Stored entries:
◆ ◆ ◆ ◆

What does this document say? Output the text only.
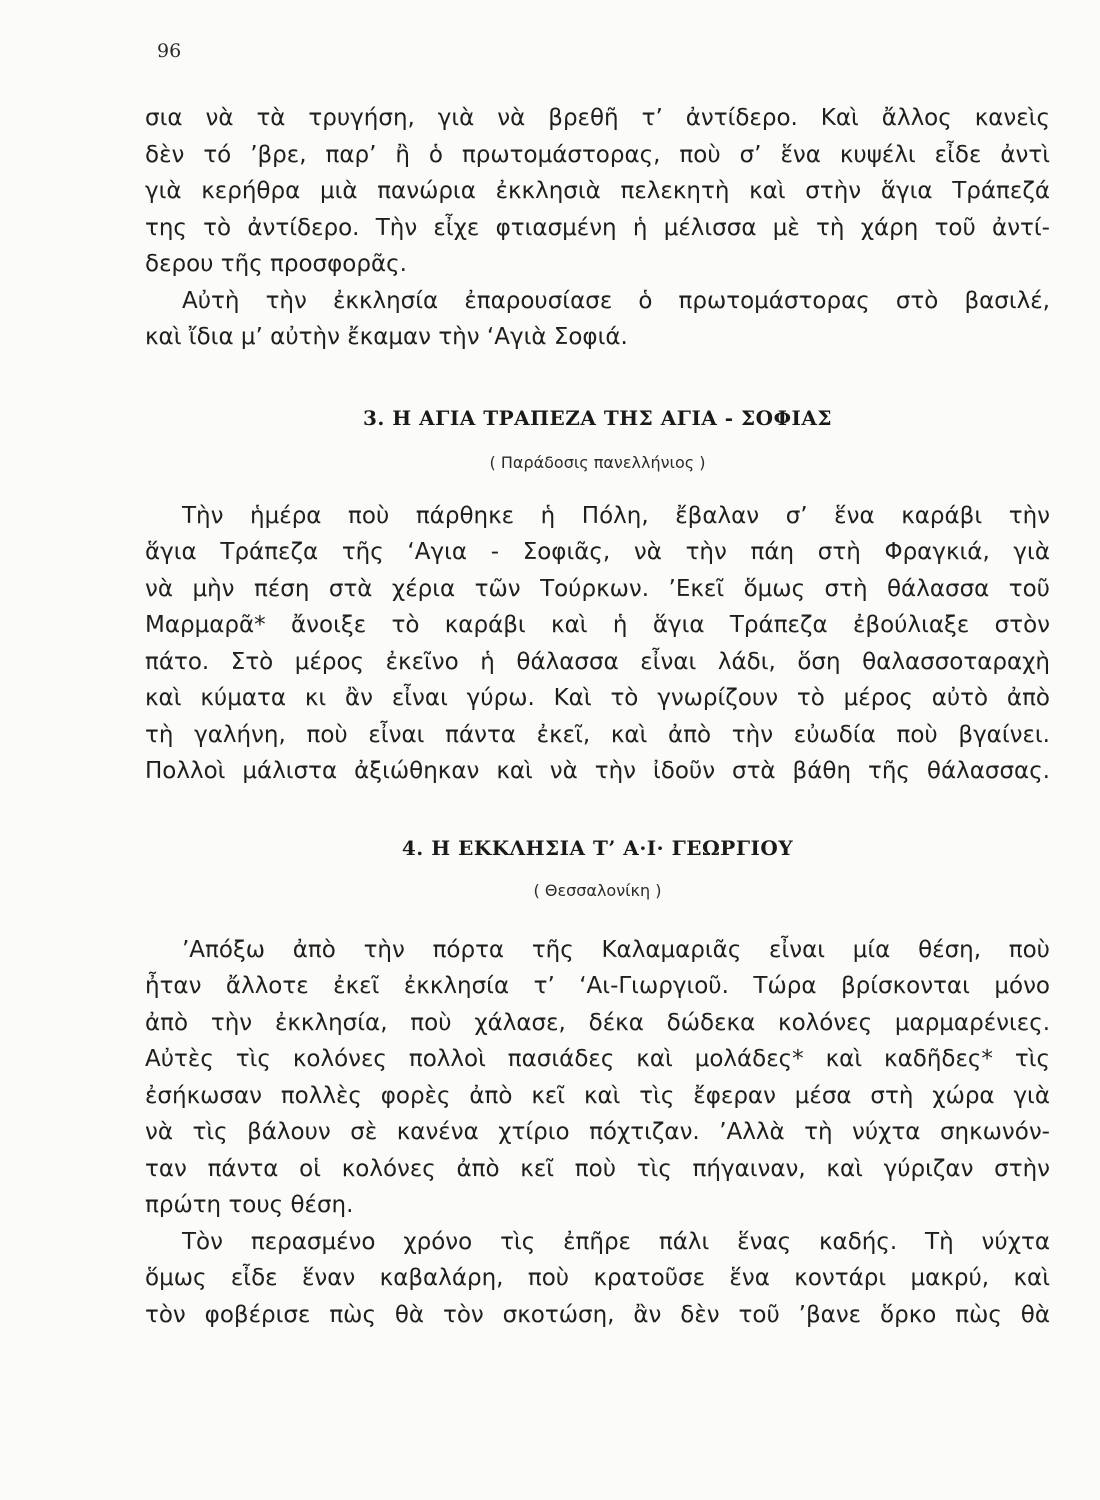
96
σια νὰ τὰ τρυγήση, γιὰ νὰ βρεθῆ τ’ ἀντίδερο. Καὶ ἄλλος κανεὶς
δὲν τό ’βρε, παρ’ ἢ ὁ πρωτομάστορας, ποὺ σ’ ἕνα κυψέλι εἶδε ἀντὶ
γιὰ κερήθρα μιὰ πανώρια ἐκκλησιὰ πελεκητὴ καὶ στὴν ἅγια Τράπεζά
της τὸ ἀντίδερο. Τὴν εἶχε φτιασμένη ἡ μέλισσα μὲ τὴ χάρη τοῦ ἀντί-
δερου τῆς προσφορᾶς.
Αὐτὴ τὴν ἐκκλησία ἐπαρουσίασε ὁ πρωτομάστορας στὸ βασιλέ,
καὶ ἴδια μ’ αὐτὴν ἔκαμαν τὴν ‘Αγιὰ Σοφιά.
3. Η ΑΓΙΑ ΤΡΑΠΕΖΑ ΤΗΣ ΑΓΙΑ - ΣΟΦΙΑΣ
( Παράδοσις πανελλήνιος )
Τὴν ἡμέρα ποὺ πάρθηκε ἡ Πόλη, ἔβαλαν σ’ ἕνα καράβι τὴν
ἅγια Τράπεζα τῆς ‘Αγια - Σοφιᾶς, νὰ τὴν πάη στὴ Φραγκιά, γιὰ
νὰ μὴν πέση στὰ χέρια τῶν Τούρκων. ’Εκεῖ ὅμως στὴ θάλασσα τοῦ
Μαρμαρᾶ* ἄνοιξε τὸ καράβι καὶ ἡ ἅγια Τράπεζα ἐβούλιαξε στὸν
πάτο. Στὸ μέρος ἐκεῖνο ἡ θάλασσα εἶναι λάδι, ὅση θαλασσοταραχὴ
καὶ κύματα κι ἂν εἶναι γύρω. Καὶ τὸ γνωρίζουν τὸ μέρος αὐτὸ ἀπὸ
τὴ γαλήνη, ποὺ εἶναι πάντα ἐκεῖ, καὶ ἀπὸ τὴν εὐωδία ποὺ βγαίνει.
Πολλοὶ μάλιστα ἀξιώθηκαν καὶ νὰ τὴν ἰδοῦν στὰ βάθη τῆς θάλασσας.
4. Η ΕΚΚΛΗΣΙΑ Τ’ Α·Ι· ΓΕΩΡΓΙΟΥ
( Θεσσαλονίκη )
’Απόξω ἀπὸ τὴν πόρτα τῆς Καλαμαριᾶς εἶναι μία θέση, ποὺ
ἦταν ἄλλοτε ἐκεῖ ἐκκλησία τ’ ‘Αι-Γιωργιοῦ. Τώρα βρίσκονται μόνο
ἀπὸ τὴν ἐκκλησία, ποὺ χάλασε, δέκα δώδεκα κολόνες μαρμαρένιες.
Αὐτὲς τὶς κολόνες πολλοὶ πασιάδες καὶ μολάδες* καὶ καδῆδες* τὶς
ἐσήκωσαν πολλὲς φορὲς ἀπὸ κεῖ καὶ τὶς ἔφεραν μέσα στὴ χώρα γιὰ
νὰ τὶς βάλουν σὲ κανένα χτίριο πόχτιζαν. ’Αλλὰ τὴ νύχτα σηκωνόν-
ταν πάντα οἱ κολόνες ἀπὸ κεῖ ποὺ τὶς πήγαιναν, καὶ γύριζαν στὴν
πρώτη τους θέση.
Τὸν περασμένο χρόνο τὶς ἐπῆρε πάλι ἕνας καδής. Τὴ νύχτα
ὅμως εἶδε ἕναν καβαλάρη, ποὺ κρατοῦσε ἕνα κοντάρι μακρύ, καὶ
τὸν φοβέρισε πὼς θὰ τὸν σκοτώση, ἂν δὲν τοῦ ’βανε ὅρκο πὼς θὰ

◆ ◆ ◆ ◆

Identify all lines in the records above with the word "στὴν".

**Response to the exercise**.
γιὰ κερήθρα μιὰ πανώρια ἐκκλησιὰ πελεκητὴ καὶ στὴν ἅγια Τράπεζά
ταν πάντα οἱ κολόνες ἀπὸ κεῖ ποὺ τὶς πήγαιναν, καὶ γύριζαν στὴν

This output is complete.